### Dataset records
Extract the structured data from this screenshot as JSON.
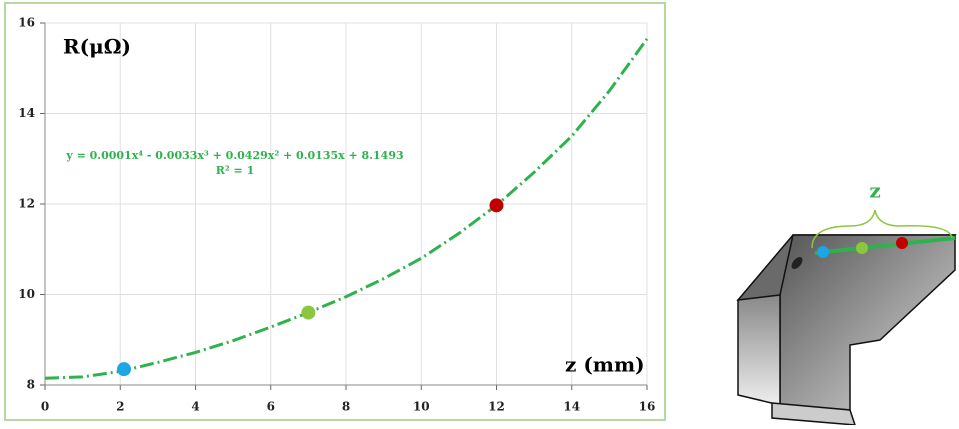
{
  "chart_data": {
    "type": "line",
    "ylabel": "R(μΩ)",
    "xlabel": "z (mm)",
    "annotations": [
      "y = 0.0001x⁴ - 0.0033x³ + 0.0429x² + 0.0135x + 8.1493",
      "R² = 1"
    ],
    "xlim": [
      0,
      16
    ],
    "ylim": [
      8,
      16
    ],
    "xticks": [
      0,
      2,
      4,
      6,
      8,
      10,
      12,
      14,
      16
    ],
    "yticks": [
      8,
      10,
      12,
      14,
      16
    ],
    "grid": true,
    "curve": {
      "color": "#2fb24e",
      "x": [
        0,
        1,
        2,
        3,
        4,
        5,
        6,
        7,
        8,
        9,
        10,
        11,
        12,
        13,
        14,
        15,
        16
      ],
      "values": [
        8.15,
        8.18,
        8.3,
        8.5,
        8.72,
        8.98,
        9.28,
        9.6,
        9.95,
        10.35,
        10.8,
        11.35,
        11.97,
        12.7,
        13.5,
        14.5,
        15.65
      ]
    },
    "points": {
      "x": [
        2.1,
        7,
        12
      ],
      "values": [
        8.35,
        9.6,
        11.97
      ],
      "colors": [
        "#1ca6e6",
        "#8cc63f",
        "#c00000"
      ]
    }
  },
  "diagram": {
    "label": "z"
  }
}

### Work to do
Output all of the records exactly as they appear above, but not the pictures.

### Problem solution
Extract the structured data from this screenshot as JSON.
{
  "chart_data": {
    "type": "line",
    "ylabel": "R(μΩ)",
    "xlabel": "z (mm)",
    "annotations": [
      "y = 0.0001x⁴ - 0.0033x³ + 0.0429x² + 0.0135x + 8.1493",
      "R² = 1"
    ],
    "xlim": [
      0,
      16
    ],
    "ylim": [
      8,
      16
    ],
    "xticks": [
      0,
      2,
      4,
      6,
      8,
      10,
      12,
      14,
      16
    ],
    "yticks": [
      8,
      10,
      12,
      14,
      16
    ],
    "grid": true,
    "curve": {
      "color": "#2fb24e",
      "x": [
        0,
        1,
        2,
        3,
        4,
        5,
        6,
        7,
        8,
        9,
        10,
        11,
        12,
        13,
        14,
        15,
        16
      ],
      "values": [
        8.15,
        8.18,
        8.3,
        8.5,
        8.72,
        8.98,
        9.28,
        9.6,
        9.95,
        10.35,
        10.8,
        11.35,
        11.97,
        12.7,
        13.5,
        14.5,
        15.65
      ]
    },
    "points": {
      "x": [
        2.1,
        7,
        12
      ],
      "values": [
        8.35,
        9.6,
        11.97
      ],
      "colors": [
        "#1ca6e6",
        "#8cc63f",
        "#c00000"
      ]
    }
  },
  "diagram": {
    "label": "z"
  }
}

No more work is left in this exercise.